» **WHAT TO DO**
Reproduce each of the items below word for word, leaving nothing out and changing nothing.

» **DATA LISTING**
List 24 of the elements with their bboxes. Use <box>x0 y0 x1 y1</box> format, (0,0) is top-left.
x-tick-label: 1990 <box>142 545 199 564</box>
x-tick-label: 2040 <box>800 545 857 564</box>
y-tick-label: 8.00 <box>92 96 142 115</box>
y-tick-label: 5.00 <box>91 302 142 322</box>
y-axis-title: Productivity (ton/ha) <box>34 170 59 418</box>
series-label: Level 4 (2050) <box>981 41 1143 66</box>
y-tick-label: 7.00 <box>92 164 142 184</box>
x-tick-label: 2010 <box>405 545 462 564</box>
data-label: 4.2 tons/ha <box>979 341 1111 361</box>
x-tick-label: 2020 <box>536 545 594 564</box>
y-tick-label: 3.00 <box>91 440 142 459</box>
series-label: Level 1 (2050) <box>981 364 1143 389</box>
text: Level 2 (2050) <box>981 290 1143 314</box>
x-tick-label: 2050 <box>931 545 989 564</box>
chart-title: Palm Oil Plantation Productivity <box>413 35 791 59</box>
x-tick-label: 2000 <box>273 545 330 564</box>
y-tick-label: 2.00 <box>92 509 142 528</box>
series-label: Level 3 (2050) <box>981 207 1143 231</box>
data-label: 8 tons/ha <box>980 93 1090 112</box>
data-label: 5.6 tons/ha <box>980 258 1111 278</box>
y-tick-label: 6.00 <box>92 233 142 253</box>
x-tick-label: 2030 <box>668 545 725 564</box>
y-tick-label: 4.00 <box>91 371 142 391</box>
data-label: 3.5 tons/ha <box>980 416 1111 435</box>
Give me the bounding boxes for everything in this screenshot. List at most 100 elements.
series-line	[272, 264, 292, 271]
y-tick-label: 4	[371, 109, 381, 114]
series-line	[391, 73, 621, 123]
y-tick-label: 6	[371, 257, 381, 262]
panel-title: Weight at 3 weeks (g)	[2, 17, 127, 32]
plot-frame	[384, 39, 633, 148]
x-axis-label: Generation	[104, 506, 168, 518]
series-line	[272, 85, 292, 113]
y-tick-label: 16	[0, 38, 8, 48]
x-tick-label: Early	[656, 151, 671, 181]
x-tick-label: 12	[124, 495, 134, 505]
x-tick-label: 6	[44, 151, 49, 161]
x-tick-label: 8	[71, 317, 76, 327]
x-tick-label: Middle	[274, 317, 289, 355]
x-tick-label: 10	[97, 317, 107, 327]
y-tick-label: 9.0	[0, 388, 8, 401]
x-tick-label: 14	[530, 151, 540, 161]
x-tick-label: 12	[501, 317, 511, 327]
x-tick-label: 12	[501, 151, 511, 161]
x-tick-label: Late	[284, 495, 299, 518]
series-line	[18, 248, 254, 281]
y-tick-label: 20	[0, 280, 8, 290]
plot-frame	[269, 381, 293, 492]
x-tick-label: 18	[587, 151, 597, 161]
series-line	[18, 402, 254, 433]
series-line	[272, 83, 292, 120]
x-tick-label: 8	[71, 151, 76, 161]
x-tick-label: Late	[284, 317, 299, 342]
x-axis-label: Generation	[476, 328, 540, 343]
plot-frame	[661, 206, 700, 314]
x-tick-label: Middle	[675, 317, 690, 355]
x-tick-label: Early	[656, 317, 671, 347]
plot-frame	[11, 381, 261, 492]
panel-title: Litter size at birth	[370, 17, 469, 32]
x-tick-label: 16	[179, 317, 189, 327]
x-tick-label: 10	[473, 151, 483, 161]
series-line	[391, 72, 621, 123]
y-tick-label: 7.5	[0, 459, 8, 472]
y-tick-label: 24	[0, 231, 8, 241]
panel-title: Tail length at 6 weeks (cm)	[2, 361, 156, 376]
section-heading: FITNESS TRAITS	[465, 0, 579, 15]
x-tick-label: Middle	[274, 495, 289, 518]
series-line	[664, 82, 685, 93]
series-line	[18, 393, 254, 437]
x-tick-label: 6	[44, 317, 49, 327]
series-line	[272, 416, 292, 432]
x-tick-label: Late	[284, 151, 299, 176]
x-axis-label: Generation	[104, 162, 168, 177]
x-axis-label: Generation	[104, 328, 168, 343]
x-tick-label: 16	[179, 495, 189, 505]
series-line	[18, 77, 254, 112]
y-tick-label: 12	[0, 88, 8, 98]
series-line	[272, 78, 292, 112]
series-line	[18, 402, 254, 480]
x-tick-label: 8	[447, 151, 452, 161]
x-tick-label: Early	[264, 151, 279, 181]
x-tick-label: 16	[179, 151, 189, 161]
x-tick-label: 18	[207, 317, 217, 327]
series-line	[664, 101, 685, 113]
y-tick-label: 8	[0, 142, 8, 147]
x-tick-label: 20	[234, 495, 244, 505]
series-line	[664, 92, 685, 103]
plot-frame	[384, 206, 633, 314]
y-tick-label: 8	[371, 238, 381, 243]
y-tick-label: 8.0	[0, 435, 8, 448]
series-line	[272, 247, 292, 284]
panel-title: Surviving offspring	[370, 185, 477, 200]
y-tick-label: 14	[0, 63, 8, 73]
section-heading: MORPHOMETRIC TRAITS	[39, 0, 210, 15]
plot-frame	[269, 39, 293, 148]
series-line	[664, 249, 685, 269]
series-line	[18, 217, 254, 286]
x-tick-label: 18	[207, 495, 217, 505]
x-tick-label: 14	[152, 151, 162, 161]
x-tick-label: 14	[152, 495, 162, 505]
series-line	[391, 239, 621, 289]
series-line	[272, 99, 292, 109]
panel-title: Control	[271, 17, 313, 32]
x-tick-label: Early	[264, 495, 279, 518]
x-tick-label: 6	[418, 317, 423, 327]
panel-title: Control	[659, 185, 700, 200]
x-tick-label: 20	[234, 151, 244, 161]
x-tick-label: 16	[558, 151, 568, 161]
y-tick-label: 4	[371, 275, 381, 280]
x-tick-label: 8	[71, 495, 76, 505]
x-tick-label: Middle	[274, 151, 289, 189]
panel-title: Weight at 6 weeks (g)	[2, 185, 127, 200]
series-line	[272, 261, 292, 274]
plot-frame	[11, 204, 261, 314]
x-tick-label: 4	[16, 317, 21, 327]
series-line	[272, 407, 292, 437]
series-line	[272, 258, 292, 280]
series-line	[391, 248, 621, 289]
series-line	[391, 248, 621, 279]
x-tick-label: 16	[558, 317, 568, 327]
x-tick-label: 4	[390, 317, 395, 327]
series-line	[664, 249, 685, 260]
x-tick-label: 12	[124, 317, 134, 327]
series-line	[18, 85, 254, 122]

» **ANSWER FOR THIS EXERCISE**
List 24 of the elements with their bboxes. Use <box>x0 y0 x1 y1</box> format, (0,0) is top-left.
x-tick-label: 1990 <box>142 545 199 564</box>
x-tick-label: 2040 <box>800 545 857 564</box>
y-tick-label: 8.00 <box>92 96 142 115</box>
y-tick-label: 5.00 <box>91 302 142 322</box>
y-axis-title: Productivity (ton/ha) <box>34 170 59 418</box>
series-label: Level 4 (2050) <box>981 41 1143 66</box>
y-tick-label: 7.00 <box>92 164 142 184</box>
x-tick-label: 2010 <box>405 545 462 564</box>
data-label: 4.2 tons/ha <box>979 341 1111 361</box>
x-tick-label: 2020 <box>536 545 594 564</box>
y-tick-label: 3.00 <box>91 440 142 459</box>
series-label: Level 1 (2050) <box>981 364 1143 389</box>
text: Level 2 (2050) <box>981 290 1143 314</box>
x-tick-label: 2050 <box>931 545 989 564</box>
chart-title: Palm Oil Plantation Productivity <box>413 35 791 59</box>
x-tick-label: 2000 <box>273 545 330 564</box>
y-tick-label: 2.00 <box>92 509 142 528</box>
series-label: Level 3 (2050) <box>981 207 1143 231</box>
data-label: 8 tons/ha <box>980 93 1090 112</box>
data-label: 5.6 tons/ha <box>980 258 1111 278</box>
y-tick-label: 6.00 <box>92 233 142 253</box>
x-tick-label: 2030 <box>668 545 725 564</box>
y-tick-label: 4.00 <box>91 371 142 391</box>
data-label: 3.5 tons/ha <box>980 416 1111 435</box>
Give me the bounding boxes for everything in this screenshot. List at most 100 elements.
series-line	[272, 264, 292, 271]
y-tick-label: 4	[371, 109, 381, 114]
series-line	[391, 73, 621, 123]
y-tick-label: 6	[371, 257, 381, 262]
panel-title: Weight at 3 weeks (g)	[2, 17, 127, 32]
plot-frame	[384, 39, 633, 148]
x-axis-label: Generation	[104, 506, 168, 518]
series-line	[272, 85, 292, 113]
y-tick-label: 16	[0, 38, 8, 48]
x-tick-label: Early	[656, 151, 671, 181]
x-tick-label: 12	[124, 495, 134, 505]
x-tick-label: 6	[44, 151, 49, 161]
x-tick-label: 8	[71, 317, 76, 327]
x-tick-label: Middle	[274, 317, 289, 355]
x-tick-label: 10	[97, 317, 107, 327]
y-tick-label: 9.0	[0, 388, 8, 401]
x-tick-label: 14	[530, 151, 540, 161]
x-tick-label: 12	[501, 317, 511, 327]
x-tick-label: 12	[501, 151, 511, 161]
x-tick-label: Late	[284, 495, 299, 518]
series-line	[18, 248, 254, 281]
y-tick-label: 20	[0, 280, 8, 290]
plot-frame	[269, 381, 293, 492]
x-tick-label: 18	[587, 151, 597, 161]
series-line	[18, 402, 254, 433]
series-line	[272, 83, 292, 120]
x-tick-label: 8	[71, 151, 76, 161]
x-tick-label: Late	[284, 317, 299, 342]
x-axis-label: Generation	[476, 328, 540, 343]
plot-frame	[661, 206, 700, 314]
x-tick-label: Middle	[675, 317, 690, 355]
x-tick-label: Early	[656, 317, 671, 347]
plot-frame	[11, 381, 261, 492]
panel-title: Litter size at birth	[370, 17, 469, 32]
x-tick-label: 16	[179, 317, 189, 327]
x-tick-label: 10	[473, 151, 483, 161]
series-line	[391, 72, 621, 123]
y-tick-label: 7.5	[0, 459, 8, 472]
y-tick-label: 24	[0, 231, 8, 241]
panel-title: Tail length at 6 weeks (cm)	[2, 361, 156, 376]
section-heading: FITNESS TRAITS	[465, 0, 579, 15]
x-tick-label: Middle	[274, 495, 289, 518]
series-line	[664, 82, 685, 93]
series-line	[18, 393, 254, 437]
x-tick-label: 6	[44, 317, 49, 327]
series-line	[272, 416, 292, 432]
x-tick-label: Late	[284, 151, 299, 176]
x-axis-label: Generation	[104, 162, 168, 177]
x-axis-label: Generation	[104, 328, 168, 343]
x-tick-label: 16	[179, 495, 189, 505]
series-line	[18, 77, 254, 112]
y-tick-label: 12	[0, 88, 8, 98]
series-line	[272, 78, 292, 112]
series-line	[18, 402, 254, 480]
x-tick-label: 8	[447, 151, 452, 161]
x-tick-label: Early	[264, 151, 279, 181]
x-tick-label: 16	[179, 151, 189, 161]
x-tick-label: 18	[207, 317, 217, 327]
series-line	[664, 101, 685, 113]
y-tick-label: 8	[0, 142, 8, 147]
x-tick-label: 20	[234, 495, 244, 505]
series-line	[664, 92, 685, 103]
plot-frame	[384, 206, 633, 314]
y-tick-label: 8	[371, 238, 381, 243]
y-tick-label: 8.0	[0, 435, 8, 448]
series-line	[272, 247, 292, 284]
panel-title: Surviving offspring	[370, 185, 477, 200]
y-tick-label: 14	[0, 63, 8, 73]
section-heading: MORPHOMETRIC TRAITS	[39, 0, 210, 15]
plot-frame	[269, 39, 293, 148]
series-line	[664, 249, 685, 269]
series-line	[18, 217, 254, 286]
x-tick-label: 18	[207, 495, 217, 505]
x-tick-label: 14	[152, 151, 162, 161]
x-tick-label: 14	[152, 495, 162, 505]
series-line	[391, 239, 621, 289]
series-line	[272, 99, 292, 109]
panel-title: Control	[271, 17, 313, 32]
x-tick-label: Early	[264, 495, 279, 518]
x-tick-label: 6	[418, 317, 423, 327]
panel-title: Control	[659, 185, 700, 200]
x-tick-label: 20	[234, 151, 244, 161]
x-tick-label: 16	[558, 151, 568, 161]
y-tick-label: 4	[371, 275, 381, 280]
x-tick-label: 8	[71, 495, 76, 505]
x-tick-label: Middle	[274, 151, 289, 189]
panel-title: Weight at 6 weeks (g)	[2, 185, 127, 200]
series-line	[272, 261, 292, 274]
plot-frame	[11, 204, 261, 314]
x-tick-label: 4	[16, 317, 21, 327]
series-line	[272, 407, 292, 437]
series-line	[272, 258, 292, 280]
series-line	[391, 248, 621, 289]
series-line	[391, 248, 621, 279]
x-tick-label: 16	[558, 317, 568, 327]
x-tick-label: 4	[390, 317, 395, 327]
series-line	[664, 249, 685, 260]
x-tick-label: 12	[124, 317, 134, 327]
series-line	[18, 85, 254, 122]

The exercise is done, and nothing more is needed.